Written task
Word for word, copy all the data and drop the pictures.

Extracted data entries:
╭──

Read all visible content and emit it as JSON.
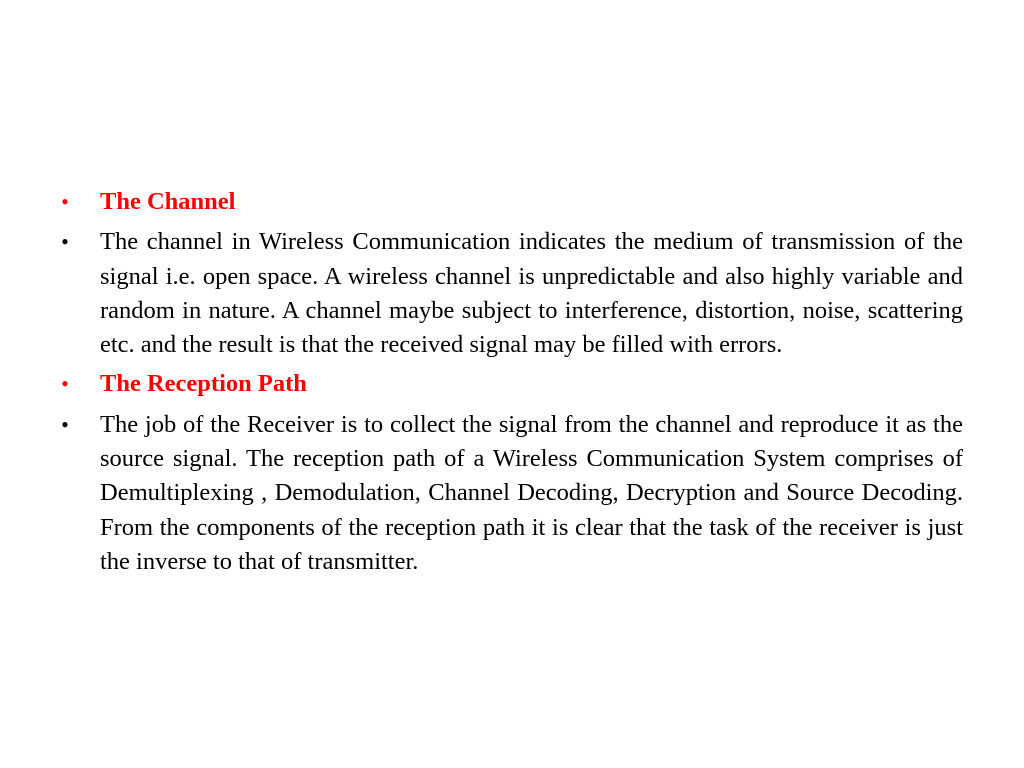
{
  "slide": {
    "colors": {
      "heading": "#ff0000",
      "body": "#000000",
      "background": "#ffffff"
    },
    "bullet_glyph": "•",
    "items": [
      {
        "type": "heading",
        "text": "The Channel"
      },
      {
        "type": "body",
        "text": "The channel in Wireless Communication indicates the medium of transmission of the signal i.e. open space. A wireless channel is unpredictable and also highly variable and random in nature. A channel maybe subject to interference, distortion, noise, scattering etc. and the result is that the received signal may be filled with errors."
      },
      {
        "type": "heading",
        "text": "The Reception Path"
      },
      {
        "type": "body",
        "text": "The job of the Receiver is to collect the signal from the channel and reproduce it as the source signal. The reception path of a Wireless Communication System comprises of Demultiplexing , Demodulation, Channel Decoding, Decryption and Source Decoding. From the components of the reception path it is clear that the task of the receiver is just the inverse to that of transmitter."
      }
    ]
  }
}
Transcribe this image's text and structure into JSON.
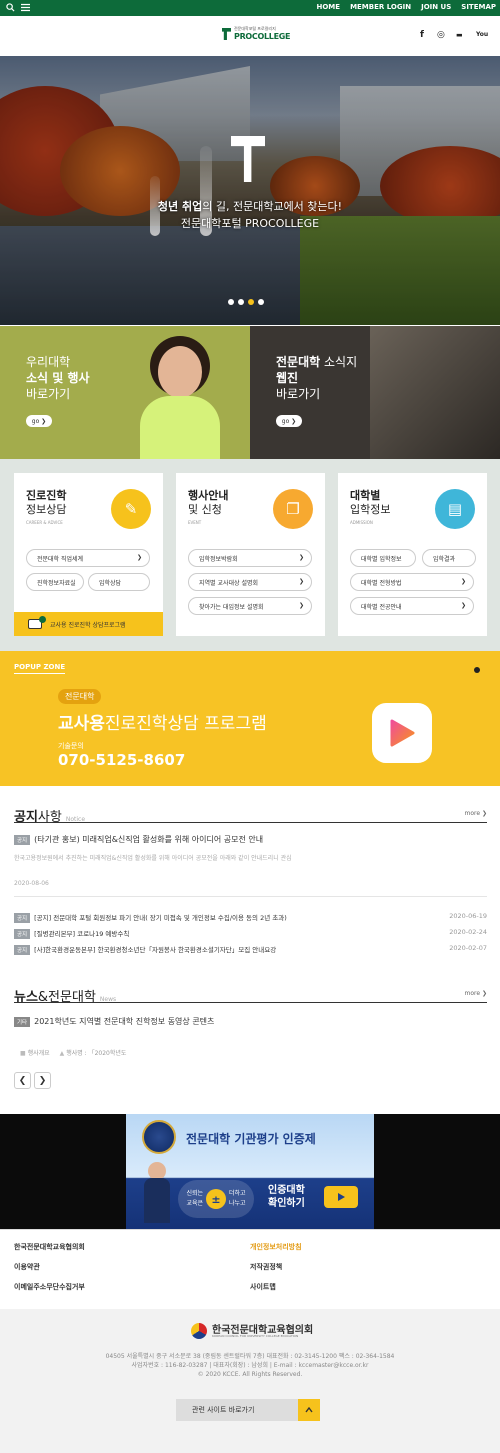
{
  "topbar": {
    "menu": [
      "HOME",
      "MEMBER LOGIN",
      "JOIN US",
      "SITEMAP"
    ]
  },
  "header": {
    "logo_small": "전문대학포털 프로칼리지",
    "logo_main": "PROCOLLEGE",
    "sns": [
      "f",
      "◎",
      "▬",
      "You"
    ]
  },
  "hero": {
    "line1_bold": "청년 취업",
    "line1_rest": "의 길, 전문대학교에서 찾는다!",
    "line2": "전문대학포털 PROCOLLEGE",
    "slides_active": 3,
    "slides_total": 4
  },
  "banners": {
    "left": {
      "line1": "우리대학",
      "line2": "소식 및 행사",
      "line3": "바로가기",
      "go": "go ❯"
    },
    "right": {
      "line1_bold": "전문대학",
      "line1_rest": " 소식지",
      "line2": "웹진",
      "line3": "바로가기",
      "go": "go ❯"
    }
  },
  "cards": [
    {
      "title_bold": "진로진학",
      "title_sub": "정보상담",
      "en": "CAREER & ADVICE",
      "color": "#f6c21c",
      "links": [
        "전문대학 직업세계",
        "진학정보자료실",
        "입학상담"
      ],
      "bottom": "교사용 진로진학 상담프로그램"
    },
    {
      "title_bold": "행사안내",
      "title_sub": "및 신청",
      "en": "EVENT",
      "color": "#f7a930",
      "links": [
        "입학정보박람회",
        "지역별 교사대상 설명회",
        "찾아가는 대입정보 설명회"
      ]
    },
    {
      "title_bold": "대학별",
      "title_sub": "입학정보",
      "en": "ADMISSION",
      "color": "#3fb6d9",
      "links": [
        "대학별 입학정보",
        "입학결과",
        "대학별 전형방법",
        "대학별 전공안내"
      ]
    }
  ],
  "popup": {
    "zone": "POPUP ZONE",
    "tag": "전문대학",
    "title_bold": "교사용",
    "title_rest": "진로진학상담 프로그램",
    "tel_label": "기술문의",
    "tel": "070-5125-8607"
  },
  "notice": {
    "title_bold": "공지",
    "title_rest": "사항",
    "en": "Notice",
    "more": "more ❯",
    "top_badge": "공지",
    "top_title": "(타기관 홍보) 미래직업&신직업 활성화를 위해 아이디어 공모전 안내",
    "top_desc": "한국고용정보원에서 추진하는 미래직업&신직업 활성화를 위해 아이디어 공모전을 아래와 같이 안내드리니 관심",
    "top_date": "2020-08-06",
    "items": [
      {
        "badge": "공지",
        "text": "[공지] 전문대학 포털 회원정보 파기 안내( 장기 미접속 및 개인정보 수집/이용 동의 2년 초과)",
        "date": "2020-06-19"
      },
      {
        "badge": "공지",
        "text": "[질병관리본부] 코로나19 예방수칙",
        "date": "2020-02-24"
      },
      {
        "badge": "공지",
        "text": "[사]한국환경운동본부] 한국환경청소년단「자원봉사 한국환경소셜기자단」모집 안내요강",
        "date": "2020-02-07"
      }
    ]
  },
  "news": {
    "title_bold": "뉴스",
    "title_rest": "&전문대학",
    "en": "News",
    "more": "more ❯",
    "badge": "기타",
    "item": "2021학년도 지역별 전문대학 진학정보 동영상 콘텐츠",
    "meta1": "행사개요",
    "meta2": "행사명 : 「2020학년도",
    "prev": "❮",
    "next": "❯"
  },
  "ad": {
    "title": "전문대학 기관평가 인증제",
    "slogan1": "신뢰는",
    "slogan2": "더하고",
    "slogan3": "교육은",
    "slogan4": "나누고",
    "cta1": "인증대학",
    "cta2": "확인하기"
  },
  "footer_nav": {
    "left": [
      "한국전문대학교육협의회",
      "이용약관",
      "이메일주소무단수집거부"
    ],
    "right": [
      "개인정보처리방침",
      "저작권정책",
      "사이트맵"
    ]
  },
  "footer": {
    "org": "한국전문대학교육협의회",
    "org_en": "KOREAN COUNCIL FOR UNIVERSITY COLLEGE EDUCATION",
    "addr": "04505 서울특별시 중구 서소문로 38 (중림동 센트럴타워 7층) 대표전화 : 02-3145-1200 팩스 : 02-364-1584",
    "biz": "사업자번호 : 116-82-03287 | 대표자(회장) : 남성희 | E-mail : kccemaster@kcce.or.kr",
    "copy": "© 2020 KCCE. All Rights Reserved.",
    "related": "관련 사이트 바로가기"
  }
}
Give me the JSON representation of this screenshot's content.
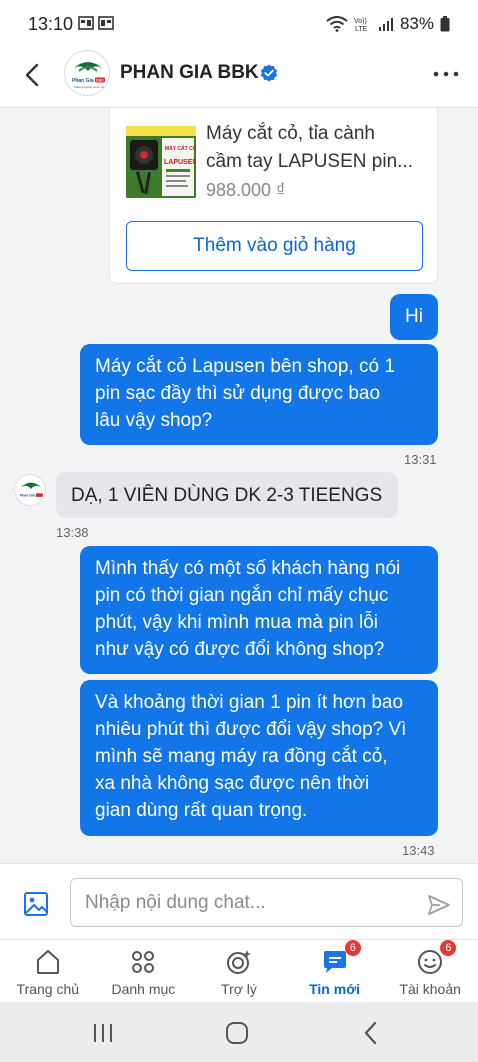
{
  "status_bar": {
    "time": "13:10",
    "battery": "83%"
  },
  "header": {
    "shop_name": "PHAN GIA BBK",
    "logo_text": "Phan Gia BBK",
    "logo_sub": "Không ngừng vươn xa"
  },
  "product": {
    "title_line1": "Máy cắt cỏ, tỉa cành",
    "title_line2": "cầm tay LAPUSEN pin...",
    "price": "988.000 ₫",
    "image_text_top": "MÁY CẮT CỎ",
    "image_text_brand": "LAPUSEN",
    "add_to_cart": "Thêm vào giỏ hàng"
  },
  "messages": [
    {
      "from": "me",
      "lines": [
        "Hi"
      ]
    },
    {
      "from": "me",
      "lines": [
        "Máy cắt cỏ Lapusen bên shop, có 1",
        "pin sạc đầy thì sử dụng được bao",
        "lâu vậy shop?"
      ],
      "time": "13:31"
    },
    {
      "from": "shop",
      "lines": [
        "DẠ, 1 VIÊN DÙNG DK 2-3 TIEENGS"
      ],
      "time": "13:38"
    },
    {
      "from": "me",
      "lines": [
        "Mình thấy có một số khách hàng nói",
        "pin có thời gian ngắn chỉ mấy chục",
        "phút, vậy khi mình mua mà pin lỗi",
        "như vậy có được đổi không shop?"
      ]
    },
    {
      "from": "me",
      "lines": [
        "Và khoảng thời gian 1 pin ít hơn bao",
        "nhiêu phút thì được đổi vậy shop? Vì",
        "mình sẽ mang máy ra đồng cắt cỏ,",
        "xa nhà không sạc được nên thời",
        "gian dùng rất quan trọng."
      ],
      "time": "13:43"
    }
  ],
  "composer": {
    "placeholder": "Nhập nội dung chat..."
  },
  "bottom_nav": {
    "items": [
      {
        "label": "Trang chủ",
        "icon": "home-icon"
      },
      {
        "label": "Danh mục",
        "icon": "grid-icon"
      },
      {
        "label": "Trợ lý",
        "icon": "assistant-icon"
      },
      {
        "label": "Tin mới",
        "icon": "chat-icon",
        "badge": "6",
        "active": true
      },
      {
        "label": "Tài khoản",
        "icon": "account-icon",
        "badge": "6"
      }
    ]
  },
  "colors": {
    "accent": "#1276e8",
    "badge": "#e53935"
  }
}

╰──

Task response
Read all visible content and emit it as JSON.
{
  "slide": {
    "colors": {
      "heading": "#ff0000",
      "body": "#000000",
      "background": "#ffffff"
    },
    "bullet_glyph": "•",
    "items": [
      {
        "type": "heading",
        "text": "The Channel"
      },
      {
        "type": "body",
        "text": "The channel in Wireless Communication indicates the medium of transmission of the signal i.e. open space. A wireless channel is unpredictable and also highly variable and random in nature. A channel maybe subject to interference, distortion, noise, scattering etc. and the result is that the received signal may be filled with errors."
      },
      {
        "type": "heading",
        "text": "The Reception Path"
      },
      {
        "type": "body",
        "text": "The job of the Receiver is to collect the signal from the channel and reproduce it as the source signal. The reception path of a Wireless Communication System comprises of Demultiplexing , Demodulation, Channel Decoding, Decryption and Source Decoding. From the components of the reception path it is clear that the task of the receiver is just the inverse to that of transmitter."
      }
    ]
  }
}
Transcribe this image's text and structure into JSON.
{
  "topbar": {
    "menu": [
      "HOME",
      "MEMBER LOGIN",
      "JOIN US",
      "SITEMAP"
    ]
  },
  "header": {
    "logo_small": "전문대학포털 프로칼리지",
    "logo_main": "PROCOLLEGE",
    "sns": [
      "f",
      "◎",
      "▬",
      "You"
    ]
  },
  "hero": {
    "line1_bold": "청년 취업",
    "line1_rest": "의 길, 전문대학교에서 찾는다!",
    "line2": "전문대학포털 PROCOLLEGE",
    "slides_active": 3,
    "slides_total": 4
  },
  "banners": {
    "left": {
      "line1": "우리대학",
      "line2": "소식 및 행사",
      "line3": "바로가기",
      "go": "go ❯"
    },
    "right": {
      "line1_bold": "전문대학",
      "line1_rest": " 소식지",
      "line2": "웹진",
      "line3": "바로가기",
      "go": "go ❯"
    }
  },
  "cards": [
    {
      "title_bold": "진로진학",
      "title_sub": "정보상담",
      "en": "CAREER & ADVICE",
      "color": "#f6c21c",
      "links": [
        "전문대학 직업세계",
        "진학정보자료실",
        "입학상담"
      ],
      "bottom": "교사용 진로진학 상담프로그램"
    },
    {
      "title_bold": "행사안내",
      "title_sub": "및 신청",
      "en": "EVENT",
      "color": "#f7a930",
      "links": [
        "입학정보박람회",
        "지역별 교사대상 설명회",
        "찾아가는 대입정보 설명회"
      ]
    },
    {
      "title_bold": "대학별",
      "title_sub": "입학정보",
      "en": "ADMISSION",
      "color": "#3fb6d9",
      "links": [
        "대학별 입학정보",
        "입학결과",
        "대학별 전형방법",
        "대학별 전공안내"
      ]
    }
  ],
  "popup": {
    "zone": "POPUP ZONE",
    "tag": "전문대학",
    "title_bold": "교사용",
    "title_rest": "진로진학상담 프로그램",
    "tel_label": "기술문의",
    "tel": "070-5125-8607"
  },
  "notice": {
    "title_bold": "공지",
    "title_rest": "사항",
    "en": "Notice",
    "more": "more ❯",
    "top_badge": "공지",
    "top_title": "(타기관 홍보) 미래직업&신직업 활성화를 위해 아이디어 공모전 안내",
    "top_desc": "한국고용정보원에서 추진하는 미래직업&신직업 활성화를 위해 아이디어 공모전을 아래와 같이 안내드리니 관심",
    "top_date": "2020-08-06",
    "items": [
      {
        "badge": "공지",
        "text": "[공지] 전문대학 포털 회원정보 파기 안내( 장기 미접속 및 개인정보 수집/이용 동의 2년 초과)",
        "date": "2020-06-19"
      },
      {
        "badge": "공지",
        "text": "[질병관리본부] 코로나19 예방수칙",
        "date": "2020-02-24"
      },
      {
        "badge": "공지",
        "text": "[사]한국환경운동본부] 한국환경청소년단「자원봉사 한국환경소셜기자단」모집 안내요강",
        "date": "2020-02-07"
      }
    ]
  },
  "news": {
    "title_bold": "뉴스",
    "title_rest": "&전문대학",
    "en": "News",
    "more": "more ❯",
    "badge": "기타",
    "item": "2021학년도 지역별 전문대학 진학정보 동영상 콘텐츠",
    "meta1": "행사개요",
    "meta2": "행사명 : 「2020학년도",
    "prev": "❮",
    "next": "❯"
  },
  "ad": {
    "title": "전문대학 기관평가 인증제",
    "slogan1": "신뢰는",
    "slogan2": "더하고",
    "slogan3": "교육은",
    "slogan4": "나누고",
    "cta1": "인증대학",
    "cta2": "확인하기"
  },
  "footer_nav": {
    "left": [
      "한국전문대학교육협의회",
      "이용약관",
      "이메일주소무단수집거부"
    ],
    "right": [
      "개인정보처리방침",
      "저작권정책",
      "사이트맵"
    ]
  },
  "footer": {
    "org": "한국전문대학교육협의회",
    "org_en": "KOREAN COUNCIL FOR UNIVERSITY COLLEGE EDUCATION",
    "addr": "04505 서울특별시 중구 서소문로 38 (중림동 센트럴타워 7층) 대표전화 : 02-3145-1200 팩스 : 02-364-1584",
    "biz": "사업자번호 : 116-82-03287 | 대표자(회장) : 남성희 | E-mail : kccemaster@kcce.or.kr",
    "copy": "© 2020 KCCE. All Rights Reserved.",
    "related": "관련 사이트 바로가기"
  }
}
Give me the JSON representation of this screenshot's content.
{
  "status_bar": {
    "time": "13:10",
    "battery": "83%"
  },
  "header": {
    "shop_name": "PHAN GIA BBK",
    "logo_text": "Phan Gia BBK",
    "logo_sub": "Không ngừng vươn xa"
  },
  "product": {
    "title_line1": "Máy cắt cỏ, tỉa cành",
    "title_line2": "cầm tay LAPUSEN pin...",
    "price": "988.000 ₫",
    "image_text_top": "MÁY CẮT CỎ",
    "image_text_brand": "LAPUSEN",
    "add_to_cart": "Thêm vào giỏ hàng"
  },
  "messages": [
    {
      "from": "me",
      "lines": [
        "Hi"
      ]
    },
    {
      "from": "me",
      "lines": [
        "Máy cắt cỏ Lapusen bên shop, có 1",
        "pin sạc đầy thì sử dụng được bao",
        "lâu vậy shop?"
      ],
      "time": "13:31"
    },
    {
      "from": "shop",
      "lines": [
        "DẠ, 1 VIÊN DÙNG DK 2-3 TIEENGS"
      ],
      "time": "13:38"
    },
    {
      "from": "me",
      "lines": [
        "Mình thấy có một số khách hàng nói",
        "pin có thời gian ngắn chỉ mấy chục",
        "phút, vậy khi mình mua mà pin lỗi",
        "như vậy có được đổi không shop?"
      ]
    },
    {
      "from": "me",
      "lines": [
        "Và khoảng thời gian 1 pin ít hơn bao",
        "nhiêu phút thì được đổi vậy shop? Vì",
        "mình sẽ mang máy ra đồng cắt cỏ,",
        "xa nhà không sạc được nên thời",
        "gian dùng rất quan trọng."
      ],
      "time": "13:43"
    }
  ],
  "composer": {
    "placeholder": "Nhập nội dung chat..."
  },
  "bottom_nav": {
    "items": [
      {
        "label": "Trang chủ",
        "icon": "home-icon"
      },
      {
        "label": "Danh mục",
        "icon": "grid-icon"
      },
      {
        "label": "Trợ lý",
        "icon": "assistant-icon"
      },
      {
        "label": "Tin mới",
        "icon": "chat-icon",
        "badge": "6",
        "active": true
      },
      {
        "label": "Tài khoản",
        "icon": "account-icon",
        "badge": "6"
      }
    ]
  },
  "colors": {
    "accent": "#1276e8",
    "badge": "#e53935"
  }
}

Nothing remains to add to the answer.